> **Records to use**:
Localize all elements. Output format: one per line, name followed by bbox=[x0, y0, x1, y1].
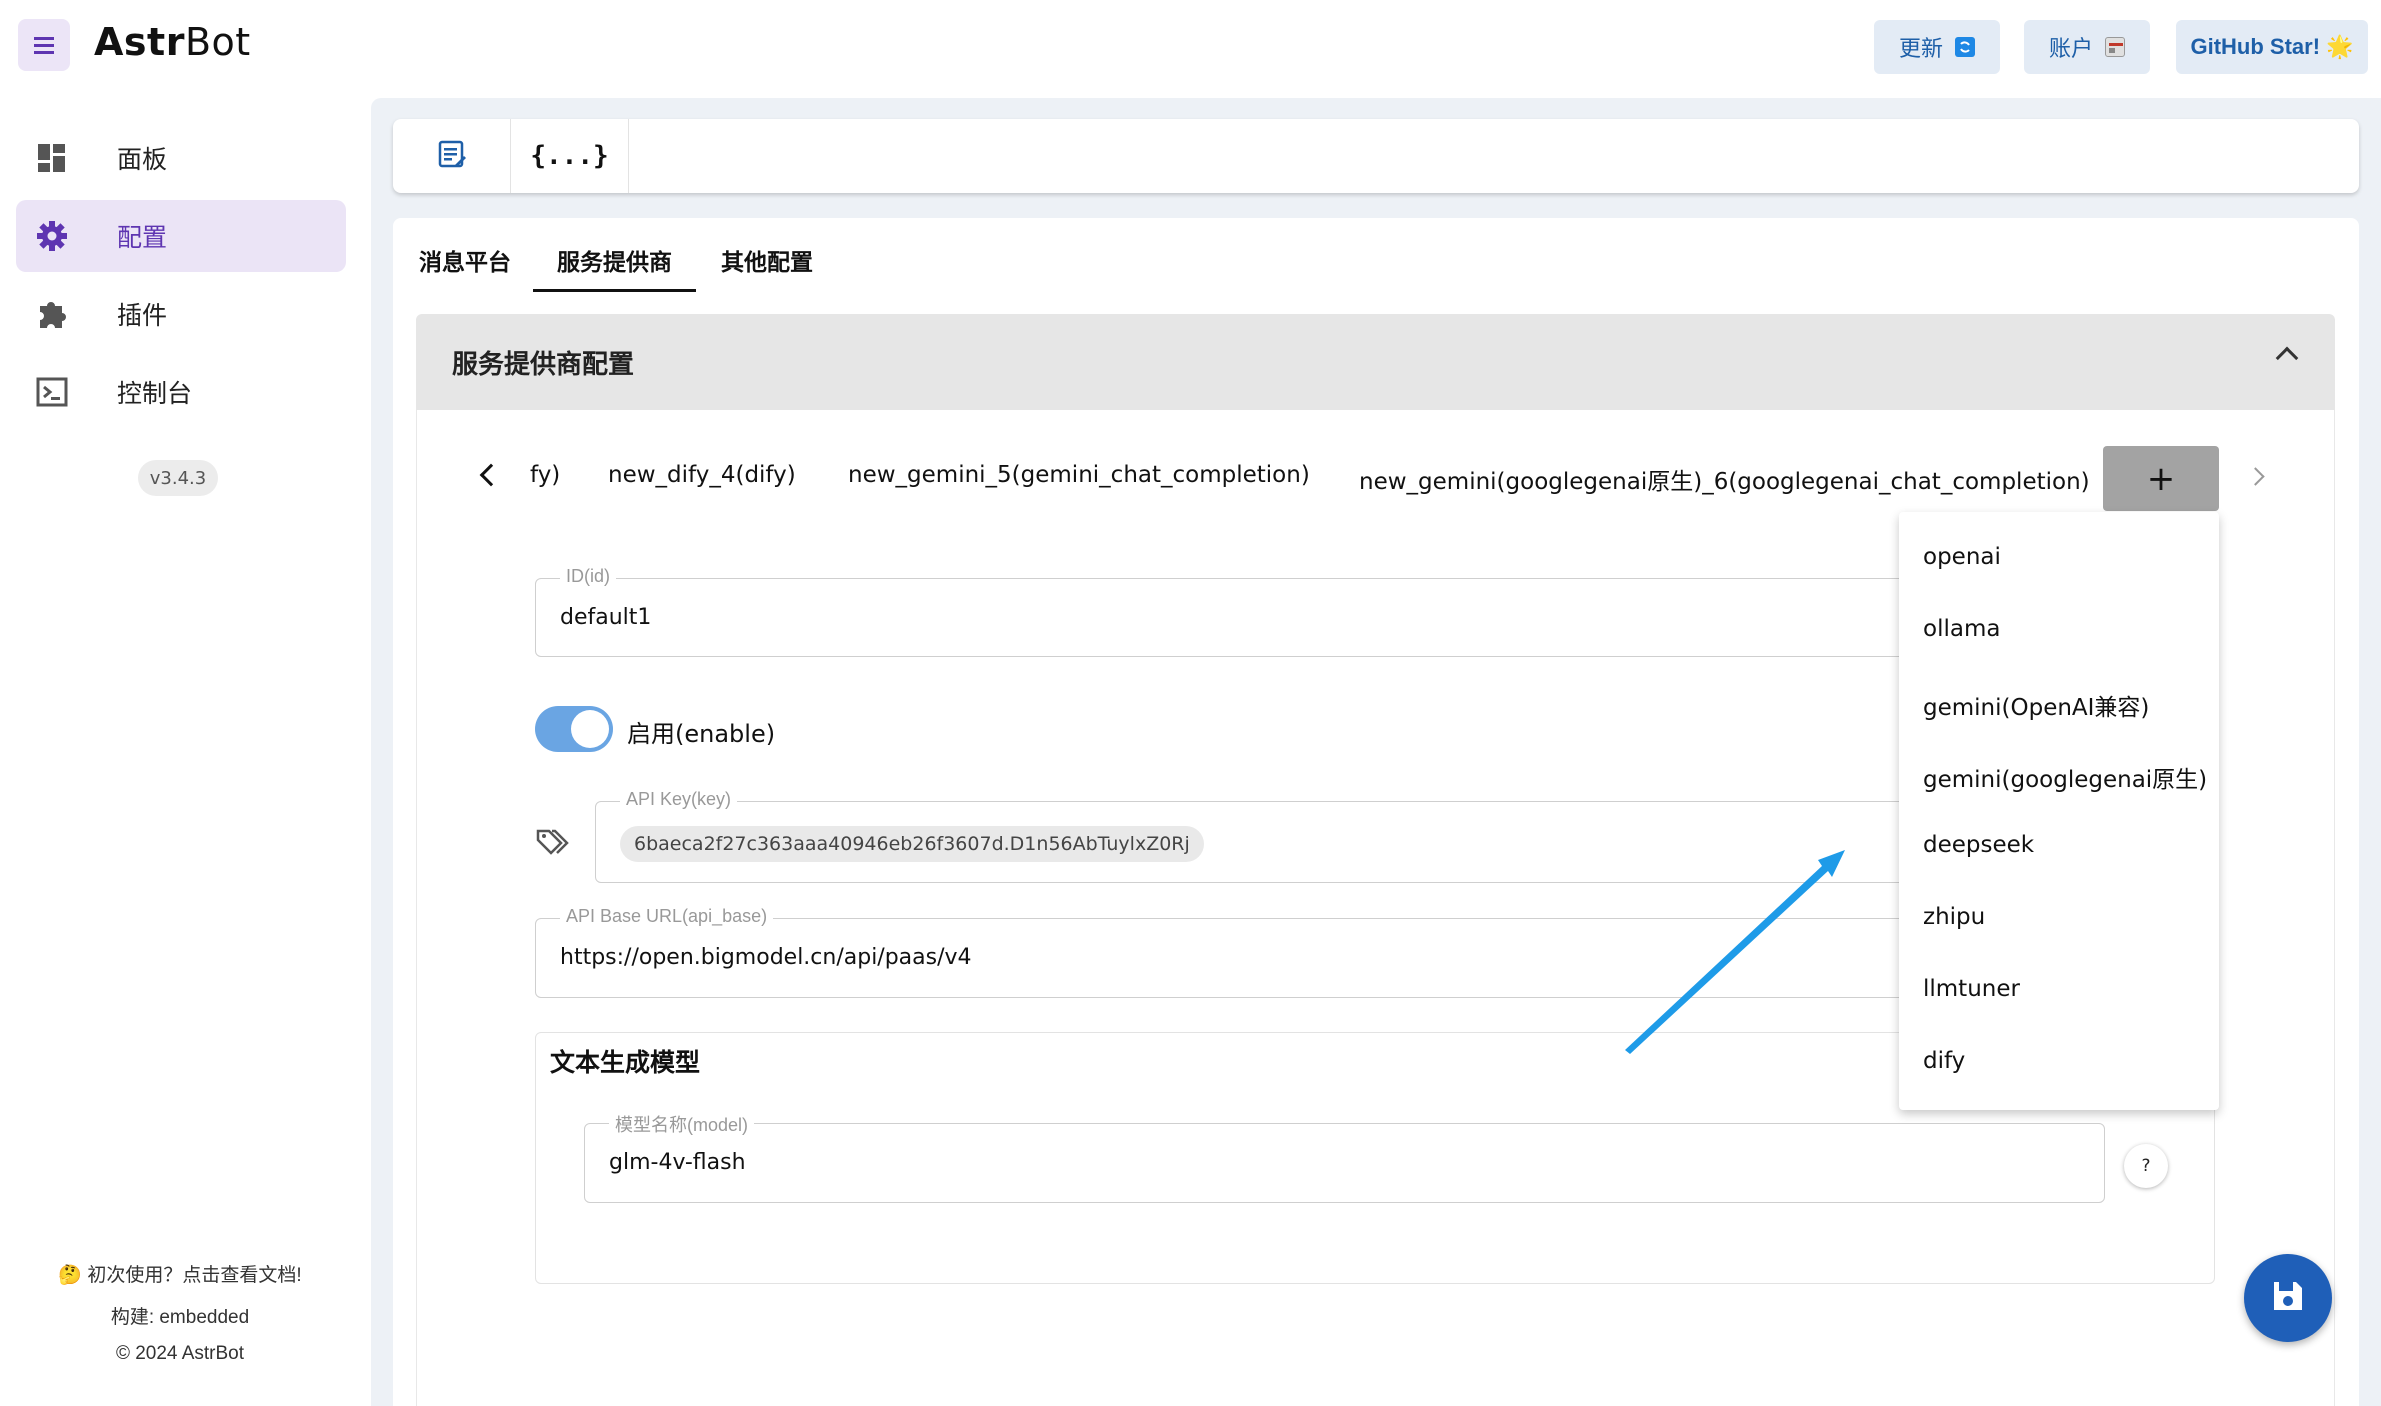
sidebar-item-dashboard[interactable]: 面板 bbox=[16, 122, 346, 194]
provider-tab[interactable]: fy) bbox=[530, 462, 560, 488]
json-editor-button[interactable]: {...} bbox=[511, 119, 629, 193]
tab-other-settings[interactable]: 其他配置 bbox=[712, 230, 822, 290]
sidebar-item-label: 面板 bbox=[117, 145, 168, 174]
build-info: 构建: embedded bbox=[110, 1307, 250, 1328]
provider-tab[interactable]: new_gemini_5(gemini_chat_completion) bbox=[848, 462, 1310, 488]
editor-mode-toolbar: {...} bbox=[393, 119, 2359, 193]
provider-tab[interactable]: new_gemini(googlegenai原生)_6(googlegenai_… bbox=[1359, 462, 2090, 496]
model-section-title: 文本生成模型 bbox=[550, 1048, 701, 1077]
hamburger-icon bbox=[34, 43, 54, 47]
sidebar-item-label: 控制台 bbox=[117, 379, 193, 408]
id-field-label: ID(id) bbox=[560, 566, 616, 587]
api-base-value: https://open.bigmodel.cn/api/paas/v4 bbox=[560, 945, 972, 970]
toggle-knob bbox=[571, 710, 609, 748]
menu-item-ollama[interactable]: ollama bbox=[1923, 616, 2000, 642]
app-logo: AstrBot bbox=[94, 20, 251, 64]
sidebar: 面板 配置 插件 控制台 v3.4.3 🤔 初次使用？点击查看文档! 构建: e… bbox=[0, 96, 360, 1406]
model-label: 模型名称(model) bbox=[609, 1111, 755, 1137]
id-field[interactable]: ID(id) default1 bbox=[535, 566, 1935, 657]
copyright: © 2024 AstrBot bbox=[115, 1343, 245, 1364]
refresh-icon bbox=[1955, 37, 1975, 57]
help-button[interactable]: ? bbox=[2124, 1144, 2168, 1188]
provider-tab[interactable]: new_dify_4(dify) bbox=[608, 462, 796, 488]
account-button-label: 账户 bbox=[2048, 36, 2093, 61]
sidebar-item-label: 插件 bbox=[117, 301, 168, 330]
save-button[interactable] bbox=[2244, 1254, 2332, 1342]
update-button[interactable]: 更新 bbox=[1874, 20, 2000, 74]
dashboard-icon bbox=[36, 142, 68, 174]
terminal-icon bbox=[36, 376, 68, 408]
sidebar-item-console[interactable]: 控制台 bbox=[16, 356, 346, 428]
tags-icon bbox=[536, 828, 570, 862]
sidebar-item-plugins[interactable]: 插件 bbox=[16, 278, 346, 350]
add-provider-button[interactable]: + bbox=[2103, 446, 2219, 511]
github-star-label: GitHub Star! 🌟 bbox=[2190, 34, 2354, 59]
puzzle-icon bbox=[36, 298, 68, 330]
update-button-label: 更新 bbox=[1898, 36, 1943, 61]
panel-title: 服务提供商配置 bbox=[452, 350, 635, 380]
gear-icon bbox=[36, 220, 68, 252]
chevron-up-icon bbox=[2275, 346, 2299, 370]
menu-item-gemini-openai[interactable]: gemini(OpenAI兼容) bbox=[1923, 688, 2149, 722]
api-key-chip[interactable]: 6baeca2f27c363aaa40946eb26f3607d.D1n56Ab… bbox=[620, 826, 1204, 862]
menu-toggle-button[interactable] bbox=[18, 19, 70, 71]
id-field-value: default1 bbox=[560, 605, 652, 630]
tab-providers[interactable]: 服务提供商 bbox=[533, 230, 696, 292]
sidebar-item-config[interactable]: 配置 bbox=[16, 200, 346, 272]
menu-item-zhipu[interactable]: zhipu bbox=[1923, 904, 1985, 930]
account-button[interactable]: 账户 bbox=[2024, 20, 2150, 74]
api-base-label: API Base URL(api_base) bbox=[560, 906, 774, 927]
app-header: AstrBot 更新 账户 GitHub Star! 🌟 bbox=[0, 0, 2381, 96]
menu-item-deepseek[interactable]: deepseek bbox=[1923, 832, 2034, 858]
model-value: glm-4v-flash bbox=[609, 1150, 746, 1175]
github-star-button[interactable]: GitHub Star! 🌟 bbox=[2176, 20, 2368, 74]
tab-platforms[interactable]: 消息平台 bbox=[410, 230, 520, 290]
id-card-icon bbox=[2105, 37, 2125, 57]
save-icon bbox=[2271, 1279, 2305, 1317]
provider-type-menu: openai ollama gemini(OpenAI兼容) gemini(go… bbox=[1899, 512, 2219, 1110]
enable-label: 启用(enable) bbox=[627, 720, 776, 748]
api-base-field[interactable]: API Base URL(api_base) https://open.bigm… bbox=[535, 906, 1935, 998]
menu-item-gemini-googlegenai[interactable]: gemini(googlegenai原生) bbox=[1923, 760, 2207, 794]
menu-item-dify[interactable]: dify bbox=[1923, 1048, 1965, 1074]
sidebar-item-label: 配置 bbox=[117, 223, 168, 252]
provider-panel-header[interactable]: 服务提供商配置 bbox=[416, 314, 2335, 410]
enable-toggle[interactable] bbox=[535, 706, 613, 752]
visual-editor-button[interactable] bbox=[393, 119, 511, 193]
docs-link[interactable]: 🤔 初次使用？点击查看文档! bbox=[0, 1260, 360, 1287]
model-field[interactable]: 模型名称(model) glm-4v-flash bbox=[584, 1111, 2105, 1203]
api-key-label: API Key(key) bbox=[620, 789, 738, 810]
edit-note-icon bbox=[437, 139, 467, 173]
version-badge: v3.4.3 bbox=[138, 460, 218, 496]
menu-item-openai[interactable]: openai bbox=[1923, 544, 2001, 570]
menu-item-llmtuner[interactable]: llmtuner bbox=[1923, 976, 2020, 1002]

> **What is expected**: Revise all of the records above by changing every "provider-tab" to "provider-button", keeping everything else the same. Leave out the pictures.

> **The reply**:
Localize all elements. Output format: one per line, name followed by bbox=[x0, y0, x1, y1].
sidebar-item-dashboard[interactable]: 面板 bbox=[16, 122, 346, 194]
provider-button[interactable]: fy) bbox=[530, 462, 560, 488]
json-editor-button[interactable]: {...} bbox=[511, 119, 629, 193]
tab-other-settings[interactable]: 其他配置 bbox=[712, 230, 822, 290]
sidebar-item-label: 面板 bbox=[117, 145, 168, 174]
build-info: 构建: embedded bbox=[110, 1307, 250, 1328]
provider-button[interactable]: new_gemini_5(gemini_chat_completion) bbox=[848, 462, 1310, 488]
editor-mode-toolbar: {...} bbox=[393, 119, 2359, 193]
provider-button[interactable]: new_gemini(googlegenai原生)_6(googlegenai_… bbox=[1359, 462, 2090, 496]
model-section-title: 文本生成模型 bbox=[550, 1048, 701, 1077]
hamburger-icon bbox=[34, 43, 54, 47]
sidebar-item-label: 控制台 bbox=[117, 379, 193, 408]
id-field-label: ID(id) bbox=[560, 566, 616, 587]
api-base-value: https://open.bigmodel.cn/api/paas/v4 bbox=[560, 945, 972, 970]
toggle-knob bbox=[571, 710, 609, 748]
menu-item-ollama[interactable]: ollama bbox=[1923, 616, 2000, 642]
app-logo: AstrBot bbox=[94, 20, 251, 64]
sidebar: 面板 配置 插件 控制台 v3.4.3 🤔 初次使用？点击查看文档! 构建: e… bbox=[0, 96, 360, 1406]
model-label: 模型名称(model) bbox=[609, 1111, 755, 1137]
id-field[interactable]: ID(id) default1 bbox=[535, 566, 1935, 657]
copyright: © 2024 AstrBot bbox=[115, 1343, 245, 1364]
refresh-icon bbox=[1955, 37, 1975, 57]
help-button[interactable]: ? bbox=[2124, 1144, 2168, 1188]
provider-button[interactable]: new_dify_4(dify) bbox=[608, 462, 796, 488]
account-button-label: 账户 bbox=[2048, 36, 2093, 61]
sidebar-item-label: 插件 bbox=[117, 301, 168, 330]
save-button[interactable] bbox=[2244, 1254, 2332, 1342]
update-button[interactable]: 更新 bbox=[1874, 20, 2000, 74]
dashboard-icon bbox=[36, 142, 68, 174]
terminal-icon bbox=[36, 376, 68, 408]
sidebar-item-console[interactable]: 控制台 bbox=[16, 356, 346, 428]
tags-icon bbox=[536, 828, 570, 862]
sidebar-item-plugins[interactable]: 插件 bbox=[16, 278, 346, 350]
add-provider-button[interactable]: + bbox=[2103, 446, 2219, 511]
github-star-label: GitHub Star! 🌟 bbox=[2190, 34, 2354, 59]
puzzle-icon bbox=[36, 298, 68, 330]
update-button-label: 更新 bbox=[1898, 36, 1943, 61]
panel-title: 服务提供商配置 bbox=[452, 350, 635, 380]
gear-icon bbox=[36, 220, 68, 252]
chevron-up-icon bbox=[2275, 346, 2299, 370]
menu-item-gemini-openai[interactable]: gemini(OpenAI兼容) bbox=[1923, 688, 2149, 722]
api-key-chip[interactable]: 6baeca2f27c363aaa40946eb26f3607d.D1n56Ab… bbox=[620, 826, 1204, 862]
menu-toggle-button[interactable] bbox=[18, 19, 70, 71]
id-field-value: default1 bbox=[560, 605, 652, 630]
tab-providers[interactable]: 服务提供商 bbox=[533, 230, 696, 292]
sidebar-item-config[interactable]: 配置 bbox=[16, 200, 346, 272]
menu-item-zhipu[interactable]: zhipu bbox=[1923, 904, 1985, 930]
account-button[interactable]: 账户 bbox=[2024, 20, 2150, 74]
api-base-label: API Base URL(api_base) bbox=[560, 906, 774, 927]
app-header: AstrBot 更新 账户 GitHub Star! 🌟 bbox=[0, 0, 2381, 96]
menu-item-deepseek[interactable]: deepseek bbox=[1923, 832, 2034, 858]
model-value: glm-4v-flash bbox=[609, 1150, 746, 1175]
github-star-button[interactable]: GitHub Star! 🌟 bbox=[2176, 20, 2368, 74]
tab-platforms[interactable]: 消息平台 bbox=[410, 230, 520, 290]
id-card-icon bbox=[2105, 37, 2125, 57]
save-icon bbox=[2271, 1279, 2305, 1317]
provider-type-menu: openai ollama gemini(OpenAI兼容) gemini(go… bbox=[1899, 512, 2219, 1110]
enable-label: 启用(enable) bbox=[627, 720, 776, 748]
api-base-field[interactable]: API Base URL(api_base) https://open.bigm… bbox=[535, 906, 1935, 998]
menu-item-gemini-googlegenai[interactable]: gemini(googlegenai原生) bbox=[1923, 760, 2207, 794]
menu-item-dify[interactable]: dify bbox=[1923, 1048, 1965, 1074]
sidebar-item-label: 配置 bbox=[117, 223, 168, 252]
provider-panel-header[interactable]: 服务提供商配置 bbox=[416, 314, 2335, 410]
enable-toggle[interactable] bbox=[535, 706, 613, 752]
visual-editor-button[interactable] bbox=[393, 119, 511, 193]
docs-link[interactable]: 🤔 初次使用？点击查看文档! bbox=[0, 1260, 360, 1287]
model-field[interactable]: 模型名称(model) glm-4v-flash bbox=[584, 1111, 2105, 1203]
api-key-label: API Key(key) bbox=[620, 789, 738, 810]
edit-note-icon bbox=[437, 139, 467, 173]
version-badge: v3.4.3 bbox=[138, 460, 218, 496]
menu-item-openai[interactable]: openai bbox=[1923, 544, 2001, 570]
menu-item-llmtuner[interactable]: llmtuner bbox=[1923, 976, 2020, 1002]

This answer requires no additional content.